* **SUPPLIED INFORMATION**:
** Begin **

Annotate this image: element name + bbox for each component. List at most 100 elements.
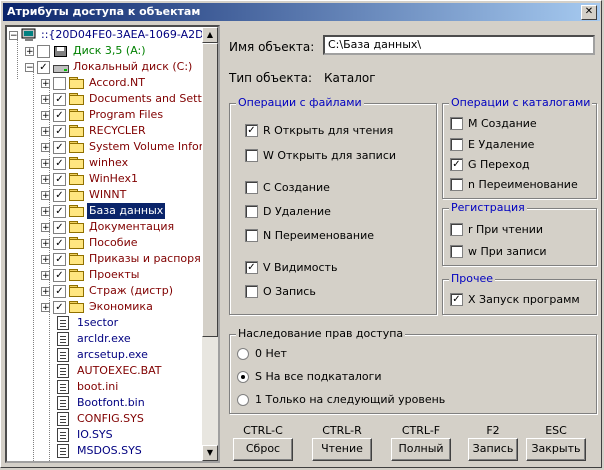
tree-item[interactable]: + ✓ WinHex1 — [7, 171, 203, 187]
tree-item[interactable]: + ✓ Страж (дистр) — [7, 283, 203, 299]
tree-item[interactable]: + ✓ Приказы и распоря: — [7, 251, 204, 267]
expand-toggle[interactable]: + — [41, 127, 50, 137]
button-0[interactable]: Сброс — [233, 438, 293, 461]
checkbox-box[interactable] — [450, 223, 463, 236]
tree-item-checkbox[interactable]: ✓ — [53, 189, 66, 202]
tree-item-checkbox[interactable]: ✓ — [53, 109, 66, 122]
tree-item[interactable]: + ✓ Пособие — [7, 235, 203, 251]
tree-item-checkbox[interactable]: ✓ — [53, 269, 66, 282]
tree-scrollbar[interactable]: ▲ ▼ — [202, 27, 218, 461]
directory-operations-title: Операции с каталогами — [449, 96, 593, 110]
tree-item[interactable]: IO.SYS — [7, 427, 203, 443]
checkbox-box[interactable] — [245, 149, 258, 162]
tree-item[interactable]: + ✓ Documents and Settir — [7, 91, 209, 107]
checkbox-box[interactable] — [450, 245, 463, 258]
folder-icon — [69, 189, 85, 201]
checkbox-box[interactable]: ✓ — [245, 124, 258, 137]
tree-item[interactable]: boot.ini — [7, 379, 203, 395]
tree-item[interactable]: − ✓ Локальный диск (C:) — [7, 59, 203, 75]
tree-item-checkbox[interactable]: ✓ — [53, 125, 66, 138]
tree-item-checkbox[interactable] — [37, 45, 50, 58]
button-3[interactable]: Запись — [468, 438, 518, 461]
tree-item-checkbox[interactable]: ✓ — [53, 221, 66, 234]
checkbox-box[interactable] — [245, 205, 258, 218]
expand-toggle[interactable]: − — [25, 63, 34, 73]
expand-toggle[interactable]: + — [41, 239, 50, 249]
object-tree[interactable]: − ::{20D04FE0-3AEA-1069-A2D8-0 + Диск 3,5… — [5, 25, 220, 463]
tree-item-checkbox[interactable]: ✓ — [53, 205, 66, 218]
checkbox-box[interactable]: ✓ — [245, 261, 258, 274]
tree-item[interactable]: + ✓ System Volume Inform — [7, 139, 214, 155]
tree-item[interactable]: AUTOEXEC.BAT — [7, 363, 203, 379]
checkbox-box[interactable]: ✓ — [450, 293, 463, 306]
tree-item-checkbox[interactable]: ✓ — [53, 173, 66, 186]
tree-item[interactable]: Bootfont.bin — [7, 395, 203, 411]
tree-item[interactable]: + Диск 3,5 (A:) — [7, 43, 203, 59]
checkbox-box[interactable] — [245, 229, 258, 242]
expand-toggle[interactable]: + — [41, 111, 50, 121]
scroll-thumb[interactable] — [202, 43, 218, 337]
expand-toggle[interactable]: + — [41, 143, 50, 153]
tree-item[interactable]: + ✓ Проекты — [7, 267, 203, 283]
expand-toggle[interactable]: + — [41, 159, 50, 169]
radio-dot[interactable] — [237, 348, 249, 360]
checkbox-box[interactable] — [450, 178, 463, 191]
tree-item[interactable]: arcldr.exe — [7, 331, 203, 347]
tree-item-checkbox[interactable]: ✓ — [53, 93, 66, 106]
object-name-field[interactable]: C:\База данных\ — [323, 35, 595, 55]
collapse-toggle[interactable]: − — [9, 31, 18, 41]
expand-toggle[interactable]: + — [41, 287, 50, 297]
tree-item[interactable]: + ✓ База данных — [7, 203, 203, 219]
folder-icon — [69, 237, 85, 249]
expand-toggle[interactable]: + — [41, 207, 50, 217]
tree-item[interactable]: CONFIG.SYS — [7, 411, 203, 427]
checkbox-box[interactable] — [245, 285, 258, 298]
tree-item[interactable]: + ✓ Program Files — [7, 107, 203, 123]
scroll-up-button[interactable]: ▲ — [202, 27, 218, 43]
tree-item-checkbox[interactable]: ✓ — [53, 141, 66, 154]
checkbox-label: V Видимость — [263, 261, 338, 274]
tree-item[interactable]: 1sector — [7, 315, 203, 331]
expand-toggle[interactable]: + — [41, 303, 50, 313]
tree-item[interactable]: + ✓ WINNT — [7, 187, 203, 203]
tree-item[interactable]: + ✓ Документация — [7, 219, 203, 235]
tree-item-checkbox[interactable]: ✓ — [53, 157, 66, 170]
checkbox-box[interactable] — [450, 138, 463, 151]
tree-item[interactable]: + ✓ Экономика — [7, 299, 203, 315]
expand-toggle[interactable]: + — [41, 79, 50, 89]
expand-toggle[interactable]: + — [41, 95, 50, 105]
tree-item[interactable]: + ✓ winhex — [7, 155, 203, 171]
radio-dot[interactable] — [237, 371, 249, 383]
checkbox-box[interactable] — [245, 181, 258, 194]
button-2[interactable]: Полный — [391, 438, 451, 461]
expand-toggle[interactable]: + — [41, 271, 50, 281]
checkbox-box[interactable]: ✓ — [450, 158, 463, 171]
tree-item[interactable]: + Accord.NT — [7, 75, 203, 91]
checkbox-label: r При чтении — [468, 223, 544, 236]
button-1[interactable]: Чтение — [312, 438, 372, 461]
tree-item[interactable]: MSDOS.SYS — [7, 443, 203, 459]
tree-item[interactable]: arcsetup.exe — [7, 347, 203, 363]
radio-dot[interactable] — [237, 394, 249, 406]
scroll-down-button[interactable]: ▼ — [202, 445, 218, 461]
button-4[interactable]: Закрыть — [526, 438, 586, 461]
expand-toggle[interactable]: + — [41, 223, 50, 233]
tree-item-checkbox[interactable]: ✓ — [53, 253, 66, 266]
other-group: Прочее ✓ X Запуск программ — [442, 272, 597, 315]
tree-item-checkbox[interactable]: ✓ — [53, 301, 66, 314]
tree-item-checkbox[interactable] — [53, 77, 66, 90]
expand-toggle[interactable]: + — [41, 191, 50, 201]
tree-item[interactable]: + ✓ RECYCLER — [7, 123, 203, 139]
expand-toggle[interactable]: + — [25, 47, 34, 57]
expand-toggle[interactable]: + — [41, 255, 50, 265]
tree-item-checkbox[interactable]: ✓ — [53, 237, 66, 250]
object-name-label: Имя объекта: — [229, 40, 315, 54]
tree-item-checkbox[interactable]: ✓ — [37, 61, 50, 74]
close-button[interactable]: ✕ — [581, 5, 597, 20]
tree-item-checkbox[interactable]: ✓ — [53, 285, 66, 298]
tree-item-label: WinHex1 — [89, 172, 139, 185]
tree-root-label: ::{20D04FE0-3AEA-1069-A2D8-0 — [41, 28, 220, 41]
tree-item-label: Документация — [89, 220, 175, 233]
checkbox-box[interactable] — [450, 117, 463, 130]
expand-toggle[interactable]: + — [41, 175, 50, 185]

** End **
** Begin **

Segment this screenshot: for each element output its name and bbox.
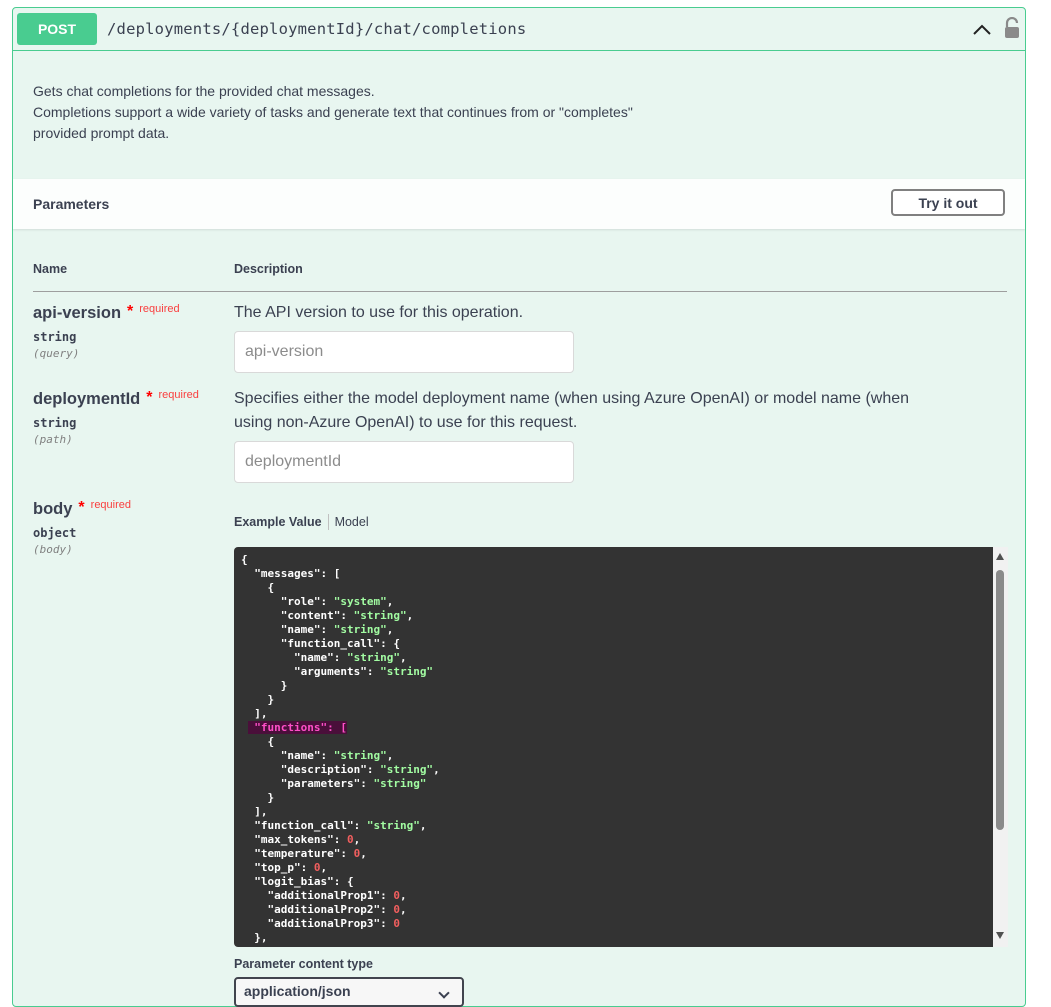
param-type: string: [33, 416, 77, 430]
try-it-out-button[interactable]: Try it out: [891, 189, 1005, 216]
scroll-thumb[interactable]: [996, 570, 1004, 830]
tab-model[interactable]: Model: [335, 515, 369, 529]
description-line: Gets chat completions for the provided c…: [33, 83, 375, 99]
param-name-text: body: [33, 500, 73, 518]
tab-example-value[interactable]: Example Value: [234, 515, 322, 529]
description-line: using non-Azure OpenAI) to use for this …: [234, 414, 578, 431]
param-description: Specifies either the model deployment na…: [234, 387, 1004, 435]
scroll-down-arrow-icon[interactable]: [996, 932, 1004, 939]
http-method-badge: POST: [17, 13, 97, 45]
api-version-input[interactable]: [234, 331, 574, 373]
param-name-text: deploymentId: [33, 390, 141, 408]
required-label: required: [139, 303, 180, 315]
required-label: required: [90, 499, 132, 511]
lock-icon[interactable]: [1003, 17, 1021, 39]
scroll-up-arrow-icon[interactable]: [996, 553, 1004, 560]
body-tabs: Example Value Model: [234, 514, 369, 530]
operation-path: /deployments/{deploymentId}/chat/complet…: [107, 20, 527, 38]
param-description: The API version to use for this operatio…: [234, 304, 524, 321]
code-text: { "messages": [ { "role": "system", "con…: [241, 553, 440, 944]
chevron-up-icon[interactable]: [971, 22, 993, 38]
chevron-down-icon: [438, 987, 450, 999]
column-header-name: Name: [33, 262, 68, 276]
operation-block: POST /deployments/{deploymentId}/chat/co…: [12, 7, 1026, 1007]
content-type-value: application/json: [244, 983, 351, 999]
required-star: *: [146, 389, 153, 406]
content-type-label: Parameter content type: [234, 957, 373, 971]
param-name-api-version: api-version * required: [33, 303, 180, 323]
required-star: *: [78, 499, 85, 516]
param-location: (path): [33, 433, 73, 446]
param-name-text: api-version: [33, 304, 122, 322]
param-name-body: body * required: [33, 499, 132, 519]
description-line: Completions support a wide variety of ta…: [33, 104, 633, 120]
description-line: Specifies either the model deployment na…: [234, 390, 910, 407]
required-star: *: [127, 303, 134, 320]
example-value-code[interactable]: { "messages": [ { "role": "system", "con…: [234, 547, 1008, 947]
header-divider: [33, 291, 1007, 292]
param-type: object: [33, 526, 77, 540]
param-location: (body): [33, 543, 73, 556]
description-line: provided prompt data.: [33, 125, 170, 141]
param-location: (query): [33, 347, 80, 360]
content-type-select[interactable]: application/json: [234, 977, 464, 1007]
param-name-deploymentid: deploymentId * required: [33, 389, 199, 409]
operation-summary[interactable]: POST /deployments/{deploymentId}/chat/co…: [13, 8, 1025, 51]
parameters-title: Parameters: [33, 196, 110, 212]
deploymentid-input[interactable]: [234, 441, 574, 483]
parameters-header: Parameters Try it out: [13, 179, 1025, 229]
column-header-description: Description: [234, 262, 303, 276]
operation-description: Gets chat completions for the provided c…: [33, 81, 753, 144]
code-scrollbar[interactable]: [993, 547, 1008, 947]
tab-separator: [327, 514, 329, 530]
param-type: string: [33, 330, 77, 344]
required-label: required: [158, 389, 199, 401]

** End **

Return the items from the line containing "param-type: string: [33, 416, 77, 430]" through the line containing "param-name-text: body: [33, 500, 73, 518]", inclusive, reproducing each line verbatim.

* **CORRECT OUTPUT**:
param-type: string: [33, 416, 77, 430]
try-it-out-button[interactable]: Try it out: [891, 189, 1005, 216]
scroll-thumb[interactable]: [996, 570, 1004, 830]
tab-model[interactable]: Model: [335, 515, 369, 529]
description-line: Gets chat completions for the provided c…: [33, 83, 375, 99]
param-name-text: body: [33, 500, 73, 518]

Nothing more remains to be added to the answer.